WHAT THIS TASK INVOLVES:
Every line below that holds "School" must be copied.

INPUT RECORDS:
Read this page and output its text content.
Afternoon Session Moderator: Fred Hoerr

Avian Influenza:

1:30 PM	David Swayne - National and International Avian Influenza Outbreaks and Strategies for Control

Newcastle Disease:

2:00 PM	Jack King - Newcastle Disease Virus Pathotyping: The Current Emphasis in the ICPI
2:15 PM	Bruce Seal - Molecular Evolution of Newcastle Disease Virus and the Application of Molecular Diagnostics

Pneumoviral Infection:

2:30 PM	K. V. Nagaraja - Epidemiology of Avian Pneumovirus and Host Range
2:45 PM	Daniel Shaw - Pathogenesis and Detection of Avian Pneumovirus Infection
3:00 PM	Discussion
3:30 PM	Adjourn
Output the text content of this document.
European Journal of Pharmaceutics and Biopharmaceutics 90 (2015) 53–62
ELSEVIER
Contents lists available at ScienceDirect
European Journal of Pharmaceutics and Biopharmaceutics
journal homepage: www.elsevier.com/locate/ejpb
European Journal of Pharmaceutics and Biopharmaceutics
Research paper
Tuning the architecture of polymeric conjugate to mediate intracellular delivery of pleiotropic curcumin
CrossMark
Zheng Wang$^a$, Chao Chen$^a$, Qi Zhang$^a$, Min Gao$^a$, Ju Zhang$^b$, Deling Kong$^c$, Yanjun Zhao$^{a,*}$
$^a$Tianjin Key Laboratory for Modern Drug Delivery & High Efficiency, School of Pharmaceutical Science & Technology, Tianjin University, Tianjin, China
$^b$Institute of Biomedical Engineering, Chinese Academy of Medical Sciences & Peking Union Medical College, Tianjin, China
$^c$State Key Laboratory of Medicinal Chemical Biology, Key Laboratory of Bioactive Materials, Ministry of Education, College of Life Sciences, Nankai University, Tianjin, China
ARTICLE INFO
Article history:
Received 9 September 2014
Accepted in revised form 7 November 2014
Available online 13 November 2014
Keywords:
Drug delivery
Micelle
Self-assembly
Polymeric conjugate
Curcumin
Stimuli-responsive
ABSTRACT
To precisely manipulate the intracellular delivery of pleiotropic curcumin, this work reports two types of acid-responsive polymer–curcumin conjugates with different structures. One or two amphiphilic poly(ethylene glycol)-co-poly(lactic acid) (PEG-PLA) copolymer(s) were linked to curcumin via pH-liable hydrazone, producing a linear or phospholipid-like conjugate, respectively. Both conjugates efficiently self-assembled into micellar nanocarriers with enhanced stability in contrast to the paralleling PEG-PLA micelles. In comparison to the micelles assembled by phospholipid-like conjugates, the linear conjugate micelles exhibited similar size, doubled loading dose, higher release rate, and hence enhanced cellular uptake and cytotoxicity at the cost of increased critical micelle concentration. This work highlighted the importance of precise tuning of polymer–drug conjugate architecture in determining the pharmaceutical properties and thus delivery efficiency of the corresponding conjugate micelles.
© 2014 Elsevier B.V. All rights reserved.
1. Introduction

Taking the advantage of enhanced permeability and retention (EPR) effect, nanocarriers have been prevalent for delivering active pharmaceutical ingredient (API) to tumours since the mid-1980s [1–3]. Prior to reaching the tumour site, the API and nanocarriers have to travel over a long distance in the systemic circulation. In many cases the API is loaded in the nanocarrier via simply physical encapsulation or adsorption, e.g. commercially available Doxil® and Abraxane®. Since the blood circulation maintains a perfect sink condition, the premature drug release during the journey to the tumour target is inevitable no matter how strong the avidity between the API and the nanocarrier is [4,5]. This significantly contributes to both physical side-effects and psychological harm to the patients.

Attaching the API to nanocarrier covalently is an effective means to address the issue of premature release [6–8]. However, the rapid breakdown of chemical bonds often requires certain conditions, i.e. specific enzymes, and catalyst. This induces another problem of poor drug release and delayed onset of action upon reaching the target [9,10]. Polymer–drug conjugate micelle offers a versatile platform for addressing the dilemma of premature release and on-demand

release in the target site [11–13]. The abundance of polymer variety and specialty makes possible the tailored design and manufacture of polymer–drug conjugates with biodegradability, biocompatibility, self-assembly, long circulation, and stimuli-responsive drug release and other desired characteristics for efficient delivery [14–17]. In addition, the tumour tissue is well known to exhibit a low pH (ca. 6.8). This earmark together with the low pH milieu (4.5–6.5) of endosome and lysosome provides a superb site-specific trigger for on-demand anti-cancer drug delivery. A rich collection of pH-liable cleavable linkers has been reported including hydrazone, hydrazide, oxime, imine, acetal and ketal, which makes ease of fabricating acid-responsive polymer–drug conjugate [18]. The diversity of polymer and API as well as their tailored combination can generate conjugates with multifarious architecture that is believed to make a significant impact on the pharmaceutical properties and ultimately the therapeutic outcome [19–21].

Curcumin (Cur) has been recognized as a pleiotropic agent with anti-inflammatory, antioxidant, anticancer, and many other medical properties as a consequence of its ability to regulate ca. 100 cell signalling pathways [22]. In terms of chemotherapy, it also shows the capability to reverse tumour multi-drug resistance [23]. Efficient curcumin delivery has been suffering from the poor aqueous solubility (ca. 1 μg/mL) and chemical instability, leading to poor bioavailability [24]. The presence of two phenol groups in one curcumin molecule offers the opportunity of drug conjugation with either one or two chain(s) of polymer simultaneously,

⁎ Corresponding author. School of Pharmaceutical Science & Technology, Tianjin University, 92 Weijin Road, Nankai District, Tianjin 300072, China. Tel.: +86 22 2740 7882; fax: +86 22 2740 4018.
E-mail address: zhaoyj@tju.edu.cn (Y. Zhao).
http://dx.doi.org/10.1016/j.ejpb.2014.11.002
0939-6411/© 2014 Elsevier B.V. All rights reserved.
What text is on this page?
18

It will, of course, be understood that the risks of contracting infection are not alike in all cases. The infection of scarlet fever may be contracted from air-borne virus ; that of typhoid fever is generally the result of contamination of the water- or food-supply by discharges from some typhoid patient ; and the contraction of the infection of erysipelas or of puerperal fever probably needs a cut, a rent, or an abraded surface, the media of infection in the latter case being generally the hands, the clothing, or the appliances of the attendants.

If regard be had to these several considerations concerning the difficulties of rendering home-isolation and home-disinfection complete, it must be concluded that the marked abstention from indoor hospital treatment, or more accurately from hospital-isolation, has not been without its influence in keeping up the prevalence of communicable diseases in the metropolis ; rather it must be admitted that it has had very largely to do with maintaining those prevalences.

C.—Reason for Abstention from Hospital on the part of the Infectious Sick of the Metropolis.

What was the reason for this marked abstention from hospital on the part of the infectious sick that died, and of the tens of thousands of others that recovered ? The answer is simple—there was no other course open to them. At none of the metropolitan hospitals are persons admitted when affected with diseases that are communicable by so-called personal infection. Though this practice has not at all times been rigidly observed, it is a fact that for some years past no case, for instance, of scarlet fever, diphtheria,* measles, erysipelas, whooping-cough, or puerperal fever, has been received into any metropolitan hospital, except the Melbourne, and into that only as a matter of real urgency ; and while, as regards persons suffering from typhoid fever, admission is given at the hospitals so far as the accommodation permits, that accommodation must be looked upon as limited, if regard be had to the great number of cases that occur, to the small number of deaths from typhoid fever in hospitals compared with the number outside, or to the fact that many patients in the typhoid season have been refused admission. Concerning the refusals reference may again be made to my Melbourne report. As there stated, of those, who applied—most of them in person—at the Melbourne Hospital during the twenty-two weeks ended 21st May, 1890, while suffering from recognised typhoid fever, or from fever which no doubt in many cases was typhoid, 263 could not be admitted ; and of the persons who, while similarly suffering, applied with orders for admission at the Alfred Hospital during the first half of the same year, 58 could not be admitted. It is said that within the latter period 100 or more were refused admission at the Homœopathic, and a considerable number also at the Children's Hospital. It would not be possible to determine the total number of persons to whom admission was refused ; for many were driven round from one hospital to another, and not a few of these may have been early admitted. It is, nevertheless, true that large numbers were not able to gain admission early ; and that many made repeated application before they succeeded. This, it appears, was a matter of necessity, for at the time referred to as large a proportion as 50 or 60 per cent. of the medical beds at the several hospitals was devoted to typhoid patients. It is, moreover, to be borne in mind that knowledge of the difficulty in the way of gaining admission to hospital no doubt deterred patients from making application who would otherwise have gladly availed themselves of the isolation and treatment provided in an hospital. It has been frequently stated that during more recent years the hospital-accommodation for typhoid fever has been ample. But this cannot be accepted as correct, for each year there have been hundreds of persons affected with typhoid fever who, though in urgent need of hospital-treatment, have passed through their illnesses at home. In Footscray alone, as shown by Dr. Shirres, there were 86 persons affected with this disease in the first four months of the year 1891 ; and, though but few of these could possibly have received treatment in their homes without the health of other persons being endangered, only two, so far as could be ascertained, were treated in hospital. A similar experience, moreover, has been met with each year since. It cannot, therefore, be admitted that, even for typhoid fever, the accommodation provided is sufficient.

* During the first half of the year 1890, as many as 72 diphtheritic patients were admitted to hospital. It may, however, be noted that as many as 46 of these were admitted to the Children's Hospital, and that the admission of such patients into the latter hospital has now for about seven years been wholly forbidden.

TASK ANSWER:
$^a$Tianjin Key Laboratory for Modern Drug Delivery & High Efficiency, School of Pharmaceutical Science & Technology, Tianjin University, Tianjin, China
⁎ Corresponding author. School of Pharmaceutical Science & Technology, Tianjin University, 92 Weijin Road, Nankai District, Tianjin 300072, China. Tel.: +86 22 2740 7882; fax: +86 22 2740 4018.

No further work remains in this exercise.